PAGE EXTRACT –
========================================================================

Crater Lake Institute
 

 Home | Site Map | About Us | Donate/Join Us | Contact Us | CLI Store | Press Room

 
 
 You are here: Home > Online Library > The Geology of Crater Lake National Park, Oregon > The Wineglass Welded Tuff and ...
   

The Geology of Crater Lake National Park, Oregon With a reconnaissance of the Cascade Range southward to Mount Shasta by Howell Williams

The Wineglass Welded Tuff and Associated Pumice

 

<< Previous | Table of Contents | Next >>

CLOSE to the top of the caldera wall, between Pumice Point and Grotto Cove, lies a sheet of peculiar dacite tuff underlain by coarse lump pumice. Throughout most of its length of 4 miles, the tuff makes a conspicuous & up to 50 feet in height (plate 15, figure I; plate 25). It forms the dark brim of the Wineglass and the brick-red layer near the top of the long slide above Grotto Cove.

Caldera wall panorama: Palisades and Roundtop, Crater Lake NP

Plate 25. Panorama of the caldera wall: Palisades and Roundtop

Welded dacite tuff (ignimbrite) forming the brim of the Wineglass

   Plate 15. Fig. 1. Welded dacite tuff (ignimbrite) forming the brim of the Wineglass. The figure stands on coarse, incoherent lump pumice. Upward this grades rapidly into the cliff-forming welded tuff, the pronounced streaky banding of which simulates the flow banding of lava.

From Diller's account, it is plain to see that he was much intrigued and puzzled by the singular characters of this deposit. Though he referred to it as lava, he obviously had some doubt, for he notes that "it is altogether unlike the other flows of dacite and appears to be intermediate between them and tuff." In another place he remarks that "it is decidedly like a tuff and might well be so considered were it not for the stringers of black glass intermingled with a reddish groundmass containing fragments of other material and imparting a decided fluidal structure to the mass" On the geological map, he designates it "tuffaceous dacite." When Diller wrote, the manner of deposition of such material was quite unknown, and it is not surprising that he debated whether to call it tuff or lava. Rather, he deserves credit for recognizing that it presents features of both.

========================================================================

TASKS AND EXERCISES –
1. Recast the stretch of the records from their start through the line containing "table-row[interactable]: 2 酒歌" as a Markdown table with the columns Row and Line, leaving out blank lines.
2. Continue the text on the Wineglass welded tuff from the point where it stops.
The Crater Lake geology text and the records that follow are unrelated to each other.

========================================================================

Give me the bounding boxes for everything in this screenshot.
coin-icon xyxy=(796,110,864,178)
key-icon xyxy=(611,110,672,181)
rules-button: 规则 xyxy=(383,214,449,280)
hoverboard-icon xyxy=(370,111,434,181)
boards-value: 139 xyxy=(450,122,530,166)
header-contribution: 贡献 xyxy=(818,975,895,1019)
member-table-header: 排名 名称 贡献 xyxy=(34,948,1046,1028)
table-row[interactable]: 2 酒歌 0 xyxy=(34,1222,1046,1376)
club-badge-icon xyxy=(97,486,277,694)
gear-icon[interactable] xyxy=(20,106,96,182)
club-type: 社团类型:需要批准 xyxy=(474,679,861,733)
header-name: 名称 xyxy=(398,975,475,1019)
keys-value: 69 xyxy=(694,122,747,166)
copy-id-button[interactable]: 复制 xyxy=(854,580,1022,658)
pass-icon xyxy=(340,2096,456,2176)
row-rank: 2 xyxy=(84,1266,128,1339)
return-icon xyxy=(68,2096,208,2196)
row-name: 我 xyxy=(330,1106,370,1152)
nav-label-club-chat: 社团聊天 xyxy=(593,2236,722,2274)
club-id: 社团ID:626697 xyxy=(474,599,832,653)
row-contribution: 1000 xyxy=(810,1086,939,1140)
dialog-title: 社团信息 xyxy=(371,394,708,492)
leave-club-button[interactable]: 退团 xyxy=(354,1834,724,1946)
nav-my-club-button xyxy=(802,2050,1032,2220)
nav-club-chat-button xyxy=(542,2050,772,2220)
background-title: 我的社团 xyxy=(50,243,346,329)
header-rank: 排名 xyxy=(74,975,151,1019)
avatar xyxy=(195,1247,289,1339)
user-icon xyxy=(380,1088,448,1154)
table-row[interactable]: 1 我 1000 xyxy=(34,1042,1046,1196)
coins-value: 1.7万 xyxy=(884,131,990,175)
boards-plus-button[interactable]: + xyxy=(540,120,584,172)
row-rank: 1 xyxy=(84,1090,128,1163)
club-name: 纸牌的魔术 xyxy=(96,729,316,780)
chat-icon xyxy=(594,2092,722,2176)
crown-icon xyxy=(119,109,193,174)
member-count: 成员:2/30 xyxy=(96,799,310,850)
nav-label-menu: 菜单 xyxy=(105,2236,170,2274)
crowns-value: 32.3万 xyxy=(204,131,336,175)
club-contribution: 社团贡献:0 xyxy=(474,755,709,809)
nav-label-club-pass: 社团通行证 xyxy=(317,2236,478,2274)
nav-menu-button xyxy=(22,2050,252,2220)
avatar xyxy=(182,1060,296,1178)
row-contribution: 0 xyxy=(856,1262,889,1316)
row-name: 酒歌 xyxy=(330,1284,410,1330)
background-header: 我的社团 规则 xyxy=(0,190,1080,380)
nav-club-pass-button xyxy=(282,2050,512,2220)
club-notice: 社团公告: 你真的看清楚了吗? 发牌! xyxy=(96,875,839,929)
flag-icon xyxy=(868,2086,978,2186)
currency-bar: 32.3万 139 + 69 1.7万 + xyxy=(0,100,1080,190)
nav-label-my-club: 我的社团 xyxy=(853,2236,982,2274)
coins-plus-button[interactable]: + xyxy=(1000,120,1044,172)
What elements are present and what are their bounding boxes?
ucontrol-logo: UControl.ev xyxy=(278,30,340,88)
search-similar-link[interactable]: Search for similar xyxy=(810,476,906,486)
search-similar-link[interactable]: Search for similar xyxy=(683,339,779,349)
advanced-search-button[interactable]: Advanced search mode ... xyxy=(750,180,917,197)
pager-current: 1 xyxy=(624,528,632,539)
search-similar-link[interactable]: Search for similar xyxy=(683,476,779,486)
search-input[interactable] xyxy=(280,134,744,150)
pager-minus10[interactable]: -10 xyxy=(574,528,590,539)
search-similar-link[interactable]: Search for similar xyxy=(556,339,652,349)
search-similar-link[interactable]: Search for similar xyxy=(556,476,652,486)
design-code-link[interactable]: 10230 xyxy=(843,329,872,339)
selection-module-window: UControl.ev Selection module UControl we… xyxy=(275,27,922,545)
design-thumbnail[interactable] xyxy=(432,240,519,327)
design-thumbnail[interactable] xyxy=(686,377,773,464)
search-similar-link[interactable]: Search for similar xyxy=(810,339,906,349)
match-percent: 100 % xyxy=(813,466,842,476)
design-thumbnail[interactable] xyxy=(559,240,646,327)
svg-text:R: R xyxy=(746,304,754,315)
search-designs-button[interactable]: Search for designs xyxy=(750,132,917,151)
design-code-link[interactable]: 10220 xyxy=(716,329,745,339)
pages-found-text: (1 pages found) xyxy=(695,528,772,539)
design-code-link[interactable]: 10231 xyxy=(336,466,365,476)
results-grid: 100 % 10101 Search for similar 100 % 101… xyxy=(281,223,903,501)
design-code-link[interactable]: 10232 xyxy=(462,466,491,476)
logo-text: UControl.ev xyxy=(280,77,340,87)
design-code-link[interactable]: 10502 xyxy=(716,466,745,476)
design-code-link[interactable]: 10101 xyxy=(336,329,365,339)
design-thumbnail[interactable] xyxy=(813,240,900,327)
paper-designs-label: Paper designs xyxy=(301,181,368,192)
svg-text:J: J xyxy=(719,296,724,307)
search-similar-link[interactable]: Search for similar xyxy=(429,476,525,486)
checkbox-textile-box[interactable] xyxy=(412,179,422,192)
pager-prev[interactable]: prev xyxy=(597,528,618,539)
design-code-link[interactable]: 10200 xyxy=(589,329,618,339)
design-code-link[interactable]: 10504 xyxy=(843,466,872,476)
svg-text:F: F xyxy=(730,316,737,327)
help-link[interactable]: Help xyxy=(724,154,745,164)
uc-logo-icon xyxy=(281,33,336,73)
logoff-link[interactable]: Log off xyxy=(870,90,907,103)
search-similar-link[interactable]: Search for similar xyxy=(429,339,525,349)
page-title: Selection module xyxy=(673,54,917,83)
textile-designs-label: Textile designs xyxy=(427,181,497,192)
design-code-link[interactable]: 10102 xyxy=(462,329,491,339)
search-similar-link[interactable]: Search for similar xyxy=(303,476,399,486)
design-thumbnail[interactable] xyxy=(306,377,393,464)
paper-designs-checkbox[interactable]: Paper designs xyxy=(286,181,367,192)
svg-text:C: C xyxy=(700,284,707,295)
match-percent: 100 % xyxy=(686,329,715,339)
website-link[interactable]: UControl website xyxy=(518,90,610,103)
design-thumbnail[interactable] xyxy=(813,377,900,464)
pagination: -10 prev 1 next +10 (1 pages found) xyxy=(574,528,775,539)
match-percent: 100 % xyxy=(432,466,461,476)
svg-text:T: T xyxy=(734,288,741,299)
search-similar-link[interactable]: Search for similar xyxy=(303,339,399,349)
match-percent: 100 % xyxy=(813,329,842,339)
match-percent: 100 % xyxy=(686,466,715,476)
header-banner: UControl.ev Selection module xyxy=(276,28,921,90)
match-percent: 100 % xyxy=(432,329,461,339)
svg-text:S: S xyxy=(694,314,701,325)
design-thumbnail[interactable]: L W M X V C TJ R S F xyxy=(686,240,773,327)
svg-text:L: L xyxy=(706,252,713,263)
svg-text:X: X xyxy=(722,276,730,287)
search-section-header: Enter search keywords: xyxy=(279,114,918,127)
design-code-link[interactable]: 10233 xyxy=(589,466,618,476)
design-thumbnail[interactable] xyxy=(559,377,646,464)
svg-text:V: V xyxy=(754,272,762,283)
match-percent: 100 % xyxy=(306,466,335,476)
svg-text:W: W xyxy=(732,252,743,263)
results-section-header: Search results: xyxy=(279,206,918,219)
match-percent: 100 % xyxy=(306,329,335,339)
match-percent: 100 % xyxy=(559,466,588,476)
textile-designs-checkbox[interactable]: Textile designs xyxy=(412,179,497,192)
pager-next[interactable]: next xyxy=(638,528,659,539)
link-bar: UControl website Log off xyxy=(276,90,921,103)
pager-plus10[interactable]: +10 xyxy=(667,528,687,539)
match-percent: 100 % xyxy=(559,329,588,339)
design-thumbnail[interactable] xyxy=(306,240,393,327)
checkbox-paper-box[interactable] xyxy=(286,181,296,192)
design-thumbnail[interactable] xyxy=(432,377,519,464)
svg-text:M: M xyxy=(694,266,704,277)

========================================================================

EXPECTED ANSWERS –
1.
| Row | Line |
|---|---|
| 1 | Give me the bounding boxes for everything in this screenshot. |
| 2 | coin-icon xyxy=(796,110,864,178) |
| 3 | key-icon xyxy=(611,110,672,181) |
| 4 | rules-button: 规则 xyxy=(383,214,449,280) |
| 5 | hoverboard-icon xyxy=(370,111,434,181) |
| 6 | boards-value: 139 xyxy=(450,122,530,166) |
| 7 | header-contribution: 贡献 xyxy=(818,975,895,1019) |
| 8 | member-table-header: 排名 名称 贡献 xyxy=(34,948,1046,1028) |
| 9 | table-row[interactable]: 2 酒歌 0 xyxy=(34,1222,1046,1376) |

2.
Since Diller wrote, similar deposits have been found around other volcanoes, and the clue to their mode of origin has been given by Fenner's study of the tuff erupted in 1912 in the Valley of Ten Thousand Smokes, Alaska. It is now apparent that magma may be erupted and flow over the surface in all degrees of comminution, from the coarse, blocky state seen in many lavas to the form of ultra-pulverized dust seen in certain glowing avalanches (nuées ardentes). The expansion of gases liberated from incandescent particles of magma gives to these glowing avalanches an amazing mobility by reducing internal friction, so that they flow more freely than the most liquid lava. Long after the avalanches come to rest, the constituent fragments continue to give off gas, gradually adhere to one another, and become firmly welded, while &e larger lumps of viscous glass are flattened by the weight of material above. The final products are thus hardly to be distinguished from banded lava.

Diller regarded the Wineglass tuff as the latest lava on the walls of Crater Lake, for he saw that on Rugged Crest it partly overlies the Cleetwood dacite. How he reconciled this observation with his theory concerning the origin of the celebrated "backflow" in Cleetwood Cove is not clear. The present survey shows, however, that the tuff was erupted long before the summit of Mount Mazama disappeared and that in places it is capped by glacial moraines. Unfortunately, its age relative to the dacites of Grouse Hill, Redcloud, and Llao Rock remains in doubt. Presumably it is slightly younger. If so, then the Wineglass tuff was the product of the last eruption preceding the great pumice explosions which led to the destruction of Mount Mazama.

The type section at the Wineglass. One of the best and most easily accessible sections of the tuffaceous dacite flows and of the underlying pumice forms the brim of the Wineglass. To reach the type exposure from the Rim Road, it is necessary to descend over 50 feet of loose pumice and scoria, products of the culminating eruptions of Mazama, and then over an irregular layer of bouldery glacial debris up to 20 feet in thickness. Beneath these deposits, the flat-topped sheet of tuffaceous dacite forms a cliff between 20, and 25 feet high (plate 15, figure I).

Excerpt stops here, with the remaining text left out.